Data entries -
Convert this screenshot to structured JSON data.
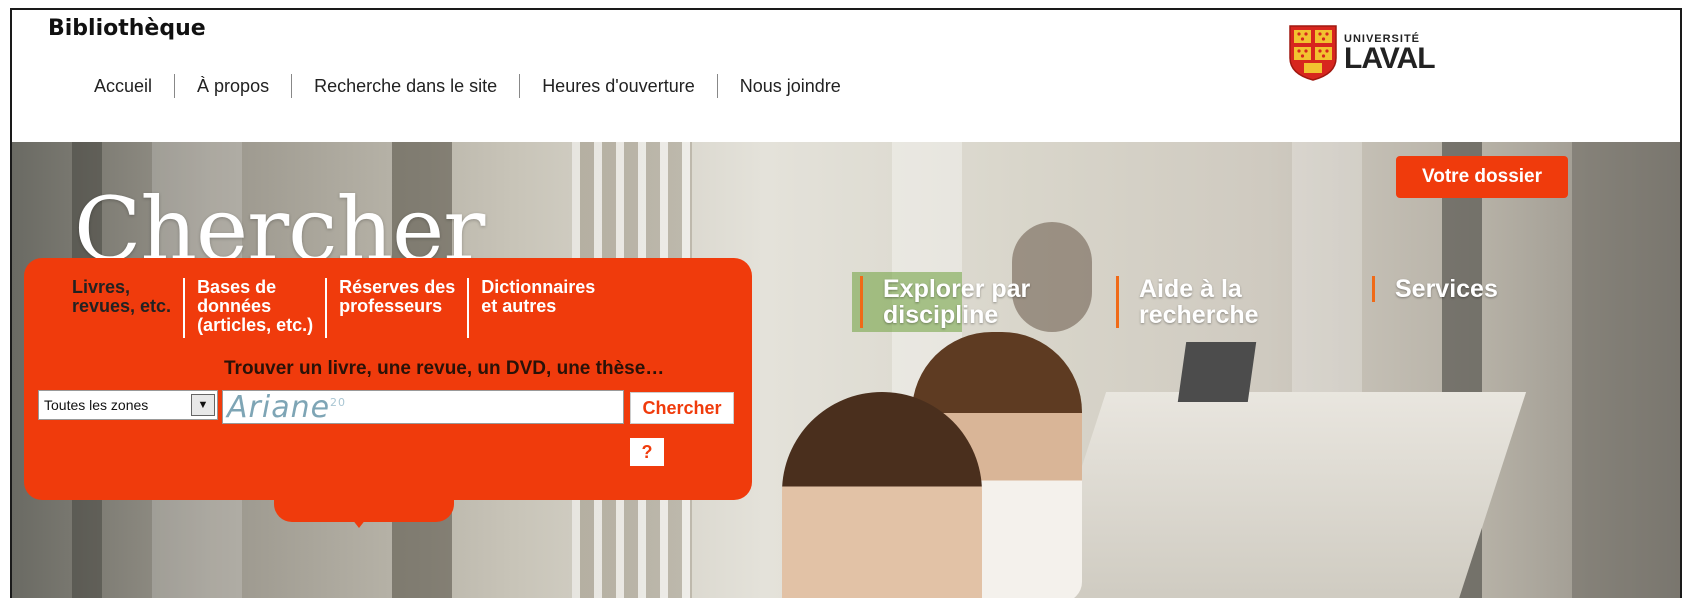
{
  "header": {
    "brand": "Bibliothèque",
    "nav": [
      "Accueil",
      "À propos",
      "Recherche dans le site",
      "Heures d'ouverture",
      "Nous joindre"
    ],
    "logo": {
      "small": "UNIVERSITÉ",
      "big": "LAVAL",
      "icon": "crest-icon"
    }
  },
  "hero": {
    "title": "Chercher",
    "account_button": "Votre dossier",
    "sections": [
      "Explorer par\ndiscipline",
      "Aide à la\nrecherche",
      "Services"
    ]
  },
  "search_panel": {
    "tabs": [
      "Livres,\nrevues, etc.",
      "Bases de\ndonnées\n(articles, etc.)",
      "Réserves des\nprofesseurs",
      "Dictionnaires\net autres"
    ],
    "active_tab": 0,
    "prompt": "Trouver un livre, une revue, un DVD, une thèse…",
    "zone_select": "Toutes les zones",
    "search_logo": "Ariane",
    "search_logo_sup": "20",
    "search_button": "Chercher",
    "help_button": "?"
  },
  "colors": {
    "accent": "#f03b0c",
    "section_border": "#f06a17"
  }
}
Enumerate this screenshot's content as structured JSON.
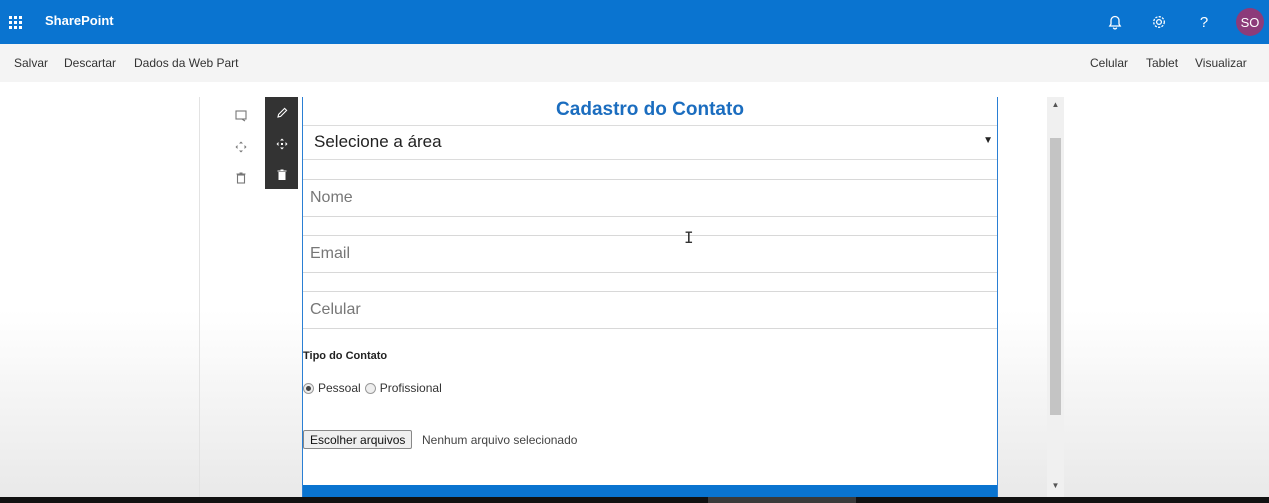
{
  "suitebar": {
    "brand": "SharePoint",
    "avatar_initials": "SO",
    "icons": [
      "app-launcher-icon",
      "bell-icon",
      "gear-icon",
      "help-icon"
    ],
    "help_glyph": "?"
  },
  "commandbar": {
    "left": [
      "Salvar",
      "Descartar",
      "Dados da Web Part"
    ],
    "right": [
      "Celular",
      "Tablet",
      "Visualizar"
    ]
  },
  "webpart": {
    "title": "Cadastro do Contato",
    "area_select": "Selecione a área",
    "fields": {
      "nome_placeholder": "Nome",
      "email_placeholder": "Email",
      "celular_placeholder": "Celular"
    },
    "tipo_label": "Tipo do Contato",
    "radio": {
      "options": [
        "Pessoal",
        "Profissional"
      ],
      "selected": "Pessoal"
    },
    "file": {
      "button": "Escolher arquivos",
      "status": "Nenhum arquivo selecionado"
    }
  },
  "colors": {
    "suitebar": "#0a74d0",
    "title": "#1b6dbf",
    "avatar": "#8c3b7a"
  }
}
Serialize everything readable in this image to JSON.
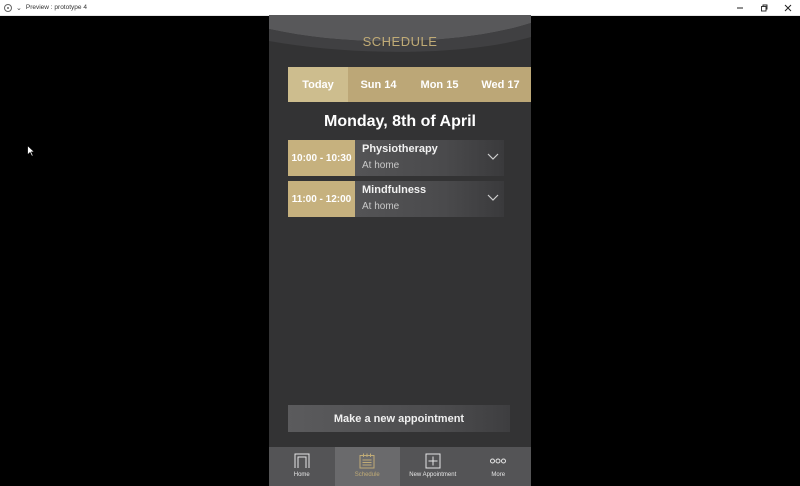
{
  "window": {
    "title": "Preview : prototype 4",
    "controls": [
      "minimize-icon",
      "restore-icon",
      "close-icon"
    ]
  },
  "app": {
    "title": "SCHEDULE",
    "tabs": [
      {
        "label": "Today",
        "active": true
      },
      {
        "label": "Sun 14",
        "active": false
      },
      {
        "label": "Mon 15",
        "active": false
      },
      {
        "label": "Wed 17",
        "active": false
      }
    ],
    "date_heading": "Monday, 8th of April",
    "appointments": [
      {
        "time": "10:00 - 10:30",
        "name": "Physiotherapy",
        "location": "At home"
      },
      {
        "time": "11:00 - 12:00",
        "name": "Mindfulness",
        "location": "At home"
      }
    ],
    "new_appointment_label": "Make a new appointment",
    "nav": [
      {
        "label": "Home",
        "icon": "home-icon",
        "active": false
      },
      {
        "label": "Schedule",
        "icon": "calendar-icon",
        "active": true
      },
      {
        "label": "New Appointment",
        "icon": "plus-square-icon",
        "active": false
      },
      {
        "label": "More",
        "icon": "more-dots-icon",
        "active": false
      }
    ]
  },
  "colors": {
    "accent": "#c0ab76",
    "tab_bar": "#bca777",
    "tab_active": "#cdbd8e",
    "background": "#333334",
    "nav_bar": "#545456"
  }
}
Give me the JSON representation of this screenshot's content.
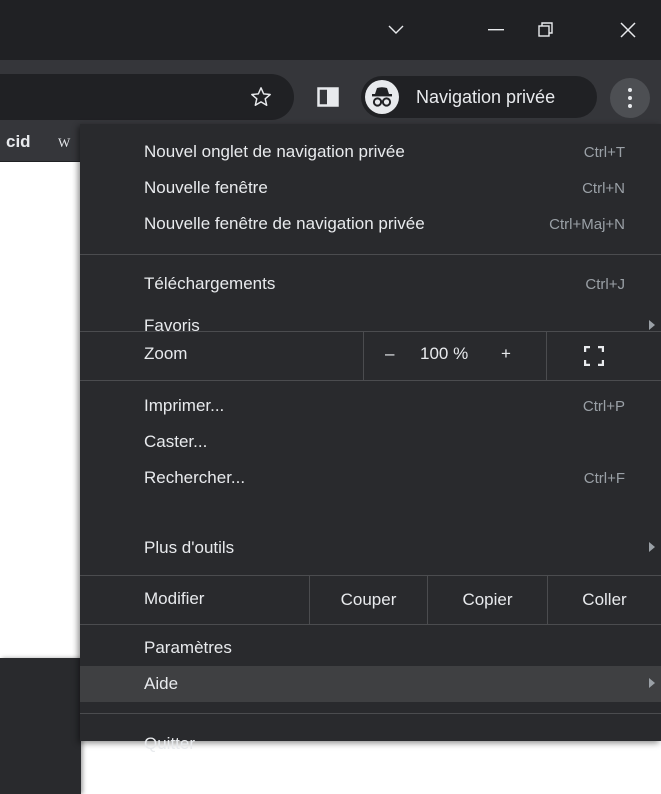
{
  "titlebar": {
    "dropdown_icon": "chevron-down-icon",
    "minimize_icon": "minimize-icon",
    "restore_icon": "restore-icon",
    "close_icon": "close-icon"
  },
  "toolbar": {
    "bookmark_icon": "star-icon",
    "side_panel_icon": "side-panel-icon",
    "incognito_label": "Navigation privée",
    "menu_icon": "kebab-menu-icon"
  },
  "bookmarks_bar": {
    "item_text": "cid",
    "item_favicon": "W"
  },
  "menu": {
    "items": [
      {
        "label": "Nouvel onglet de navigation privée",
        "shortcut": "Ctrl+T"
      },
      {
        "label": "Nouvelle fenêtre",
        "shortcut": "Ctrl+N"
      },
      {
        "label": "Nouvelle fenêtre de navigation privée",
        "shortcut": "Ctrl+Maj+N"
      },
      {
        "label": "Téléchargements",
        "shortcut": "Ctrl+J"
      },
      {
        "label": "Favoris",
        "shortcut": ""
      },
      {
        "label": "Imprimer...",
        "shortcut": "Ctrl+P"
      },
      {
        "label": "Caster...",
        "shortcut": ""
      },
      {
        "label": "Rechercher...",
        "shortcut": "Ctrl+F"
      },
      {
        "label": "Plus d'outils",
        "shortcut": ""
      },
      {
        "label": "Paramètres",
        "shortcut": ""
      },
      {
        "label": "Aide",
        "shortcut": ""
      },
      {
        "label": "Quitter",
        "shortcut": ""
      }
    ],
    "zoom": {
      "label": "Zoom",
      "minus": "–",
      "value": "100 %",
      "plus": "+"
    },
    "edit": {
      "label": "Modifier",
      "cut": "Couper",
      "copy": "Copier",
      "paste": "Coller"
    }
  },
  "colors": {
    "menu_bg": "#292a2d",
    "highlight": "#3f4042",
    "text": "#e8eaed"
  }
}
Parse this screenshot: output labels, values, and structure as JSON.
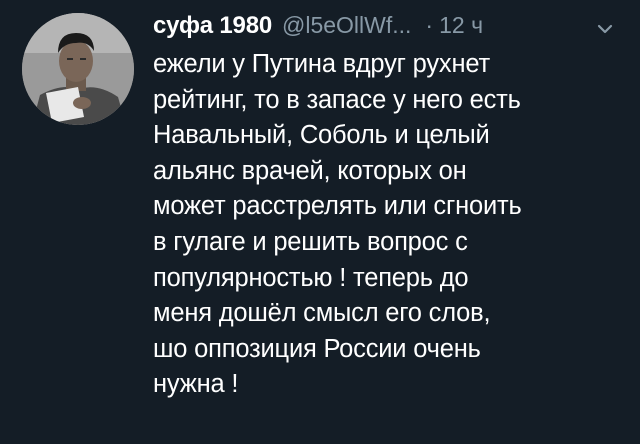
{
  "tweet": {
    "author_name": "суфа 1980",
    "author_handle": "@l5eOllWf...",
    "separator": "·",
    "timestamp": "12 ч",
    "avatar_icon": "profile-photo",
    "menu_icon": "chevron-down-icon",
    "text_lines": [
      "ежели у Путина вдруг рухнет",
      "рейтинг, то в запасе у него есть",
      "Навальный, Соболь и целый",
      "альянс врачей, которых он",
      "может расстрелять или сгноить",
      "в гулаге и решить вопрос с",
      "популярностью ! теперь до",
      "меня дошёл смысл его слов,",
      "шо оппозиция России очень",
      "нужна !"
    ]
  },
  "colors": {
    "background": "#141d26",
    "text": "#ffffff",
    "secondary": "#8899a6"
  }
}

Task instructions -
Make an exact copy of every entry above, minus the images.

Finished task -
Convert this screenshot to structured JSON data.
{
  "header": {
    "brand": "Bibliothèque",
    "nav": [
      "Accueil",
      "À propos",
      "Recherche dans le site",
      "Heures d'ouverture",
      "Nous joindre"
    ],
    "logo": {
      "small": "UNIVERSITÉ",
      "big": "LAVAL",
      "icon": "crest-icon"
    }
  },
  "hero": {
    "title": "Chercher",
    "account_button": "Votre dossier",
    "sections": [
      "Explorer par\ndiscipline",
      "Aide à la\nrecherche",
      "Services"
    ]
  },
  "search_panel": {
    "tabs": [
      "Livres,\nrevues, etc.",
      "Bases de\ndonnées\n(articles, etc.)",
      "Réserves des\nprofesseurs",
      "Dictionnaires\net autres"
    ],
    "active_tab": 0,
    "prompt": "Trouver un livre, une revue, un DVD, une thèse…",
    "zone_select": "Toutes les zones",
    "search_logo": "Ariane",
    "search_logo_sup": "20",
    "search_button": "Chercher",
    "help_button": "?"
  },
  "colors": {
    "accent": "#f03b0c",
    "section_border": "#f06a17"
  }
}
Enumerate this screenshot's content as structured JSON.
{
  "suitebar": {
    "brand": "SharePoint",
    "avatar_initials": "SO",
    "icons": [
      "app-launcher-icon",
      "bell-icon",
      "gear-icon",
      "help-icon"
    ],
    "help_glyph": "?"
  },
  "commandbar": {
    "left": [
      "Salvar",
      "Descartar",
      "Dados da Web Part"
    ],
    "right": [
      "Celular",
      "Tablet",
      "Visualizar"
    ]
  },
  "webpart": {
    "title": "Cadastro do Contato",
    "area_select": "Selecione a área",
    "fields": {
      "nome_placeholder": "Nome",
      "email_placeholder": "Email",
      "celular_placeholder": "Celular"
    },
    "tipo_label": "Tipo do Contato",
    "radio": {
      "options": [
        "Pessoal",
        "Profissional"
      ],
      "selected": "Pessoal"
    },
    "file": {
      "button": "Escolher arquivos",
      "status": "Nenhum arquivo selecionado"
    }
  },
  "colors": {
    "suitebar": "#0a74d0",
    "title": "#1b6dbf",
    "avatar": "#8c3b7a"
  }
}
Serialize everything readable in this image to JSON.
{
  "window": {
    "title": "Preview : prototype 4",
    "controls": [
      "minimize-icon",
      "restore-icon",
      "close-icon"
    ]
  },
  "app": {
    "title": "SCHEDULE",
    "tabs": [
      {
        "label": "Today",
        "active": true
      },
      {
        "label": "Sun 14",
        "active": false
      },
      {
        "label": "Mon 15",
        "active": false
      },
      {
        "label": "Wed 17",
        "active": false
      }
    ],
    "date_heading": "Monday, 8th of April",
    "appointments": [
      {
        "time": "10:00 - 10:30",
        "name": "Physiotherapy",
        "location": "At home"
      },
      {
        "time": "11:00 - 12:00",
        "name": "Mindfulness",
        "location": "At home"
      }
    ],
    "new_appointment_label": "Make a new appointment",
    "nav": [
      {
        "label": "Home",
        "icon": "home-icon",
        "active": false
      },
      {
        "label": "Schedule",
        "icon": "calendar-icon",
        "active": true
      },
      {
        "label": "New Appointment",
        "icon": "plus-square-icon",
        "active": false
      },
      {
        "label": "More",
        "icon": "more-dots-icon",
        "active": false
      }
    ]
  },
  "colors": {
    "accent": "#c0ab76",
    "tab_bar": "#bca777",
    "tab_active": "#cdbd8e",
    "background": "#333334",
    "nav_bar": "#545456"
  }
}
Give me the JSON representation of this screenshot's content.
{
  "titlebar": {
    "dropdown_icon": "chevron-down-icon",
    "minimize_icon": "minimize-icon",
    "restore_icon": "restore-icon",
    "close_icon": "close-icon"
  },
  "toolbar": {
    "bookmark_icon": "star-icon",
    "side_panel_icon": "side-panel-icon",
    "incognito_label": "Navigation privée",
    "menu_icon": "kebab-menu-icon"
  },
  "bookmarks_bar": {
    "item_text": "cid",
    "item_favicon": "W"
  },
  "menu": {
    "items": [
      {
        "label": "Nouvel onglet de navigation privée",
        "shortcut": "Ctrl+T"
      },
      {
        "label": "Nouvelle fenêtre",
        "shortcut": "Ctrl+N"
      },
      {
        "label": "Nouvelle fenêtre de navigation privée",
        "shortcut": "Ctrl+Maj+N"
      },
      {
        "label": "Téléchargements",
        "shortcut": "Ctrl+J"
      },
      {
        "label": "Favoris",
        "shortcut": ""
      },
      {
        "label": "Imprimer...",
        "shortcut": "Ctrl+P"
      },
      {
        "label": "Caster...",
        "shortcut": ""
      },
      {
        "label": "Rechercher...",
        "shortcut": "Ctrl+F"
      },
      {
        "label": "Plus d'outils",
        "shortcut": ""
      },
      {
        "label": "Paramètres",
        "shortcut": ""
      },
      {
        "label": "Aide",
        "shortcut": ""
      },
      {
        "label": "Quitter",
        "shortcut": ""
      }
    ],
    "zoom": {
      "label": "Zoom",
      "minus": "–",
      "value": "100 %",
      "plus": "+"
    },
    "edit": {
      "label": "Modifier",
      "cut": "Couper",
      "copy": "Copier",
      "paste": "Coller"
    }
  },
  "colors": {
    "menu_bg": "#292a2d",
    "highlight": "#3f4042",
    "text": "#e8eaed"
  }
}
Parse this screenshot: output labels, values, and structure as JSON.
{
  "tweet": {
    "author_name": "суфа 1980",
    "author_handle": "@l5eOllWf...",
    "separator": "·",
    "timestamp": "12 ч",
    "avatar_icon": "profile-photo",
    "menu_icon": "chevron-down-icon",
    "text_lines": [
      "ежели у Путина вдруг рухнет",
      "рейтинг, то в запасе у него есть",
      "Навальный, Соболь и целый",
      "альянс врачей, которых он",
      "может расстрелять или сгноить",
      "в гулаге и решить вопрос с",
      "популярностью ! теперь до",
      "меня дошёл смысл его слов,",
      "шо оппозиция России очень",
      "нужна !"
    ]
  },
  "colors": {
    "background": "#141d26",
    "text": "#ffffff",
    "secondary": "#8899a6"
  }
}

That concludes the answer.